┌──
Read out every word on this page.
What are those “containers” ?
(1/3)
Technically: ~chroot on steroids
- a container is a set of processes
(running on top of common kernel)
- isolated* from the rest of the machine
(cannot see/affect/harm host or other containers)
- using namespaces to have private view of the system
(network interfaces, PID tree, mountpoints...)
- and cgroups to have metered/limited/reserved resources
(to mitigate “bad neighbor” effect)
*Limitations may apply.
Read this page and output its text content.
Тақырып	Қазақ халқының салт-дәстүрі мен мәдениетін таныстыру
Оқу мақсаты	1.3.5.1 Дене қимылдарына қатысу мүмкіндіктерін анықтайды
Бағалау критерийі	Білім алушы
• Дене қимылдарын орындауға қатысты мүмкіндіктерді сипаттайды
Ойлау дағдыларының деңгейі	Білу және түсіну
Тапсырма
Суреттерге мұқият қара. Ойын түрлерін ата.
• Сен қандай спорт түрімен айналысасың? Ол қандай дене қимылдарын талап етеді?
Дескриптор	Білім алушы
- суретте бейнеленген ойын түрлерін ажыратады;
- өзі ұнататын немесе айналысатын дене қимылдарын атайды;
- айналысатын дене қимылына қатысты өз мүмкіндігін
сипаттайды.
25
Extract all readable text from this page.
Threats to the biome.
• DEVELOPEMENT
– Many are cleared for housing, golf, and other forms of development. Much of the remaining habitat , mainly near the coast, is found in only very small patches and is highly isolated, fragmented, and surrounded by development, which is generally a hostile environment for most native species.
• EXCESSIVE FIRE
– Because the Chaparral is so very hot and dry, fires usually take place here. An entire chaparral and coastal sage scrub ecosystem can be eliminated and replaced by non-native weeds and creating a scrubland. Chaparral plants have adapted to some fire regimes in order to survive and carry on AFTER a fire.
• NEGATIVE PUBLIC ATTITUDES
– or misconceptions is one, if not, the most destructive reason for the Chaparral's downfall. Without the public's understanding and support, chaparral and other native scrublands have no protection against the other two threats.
└──
#### STATED GOAL:
All of the data above should be transcribed exactly.

#### OUTPUT:
Read out every word on this page.
What are those “containers” ?
(1/3)
Technically: ~chroot on steroids
- a container is a set of processes
(running on top of common kernel)
- isolated* from the rest of the machine
(cannot see/affect/harm host or other containers)
- using namespaces to have private view of the system
(network interfaces, PID tree, mountpoints...)
- and cgroups to have metered/limited/reserved resources
(to mitigate “bad neighbor” effect)
*Limitations may apply.
Read this page and output its text content.
Тақырып	Қазақ халқының салт-дәстүрі мен мәдениетін таныстыру
Оқу мақсаты	1.3.5.1 Дене қимылдарына қатысу мүмкіндіктерін анықтайды
Бағалау критерийі	Білім алушы
• Дене қимылдарын орындауға қатысты мүмкіндіктерді сипаттайды
Ойлау дағдыларының деңгейі	Білу және түсіну
Тапсырма
Суреттерге мұқият қара. Ойын түрлерін ата.
• Сен қандай спорт түрімен айналысасың? Ол қандай дене қимылдарын талап етеді?
Дескриптор	Білім алушы
- суретте бейнеленген ойын түрлерін ажыратады;
- өзі ұнататын немесе айналысатын дене қимылдарын атайды;
- айналысатын дене қимылына қатысты өз мүмкіндігін
сипаттайды.
25
Extract all readable text from this page.
Threats to the biome.
• DEVELOPEMENT
– Many are cleared for housing, golf, and other forms of development. Much of the remaining habitat , mainly near the coast, is found in only very small patches and is highly isolated, fragmented, and surrounded by development, which is generally a hostile environment for most native species.
• EXCESSIVE FIRE
– Because the Chaparral is so very hot and dry, fires usually take place here. An entire chaparral and coastal sage scrub ecosystem can be eliminated and replaced by non-native weeds and creating a scrubland. Chaparral plants have adapted to some fire regimes in order to survive and carry on AFTER a fire.
• NEGATIVE PUBLIC ATTITUDES
– or misconceptions is one, if not, the most destructive reason for the Chaparral's downfall. Without the public's understanding and support, chaparral and other native scrublands have no protection against the other two threats.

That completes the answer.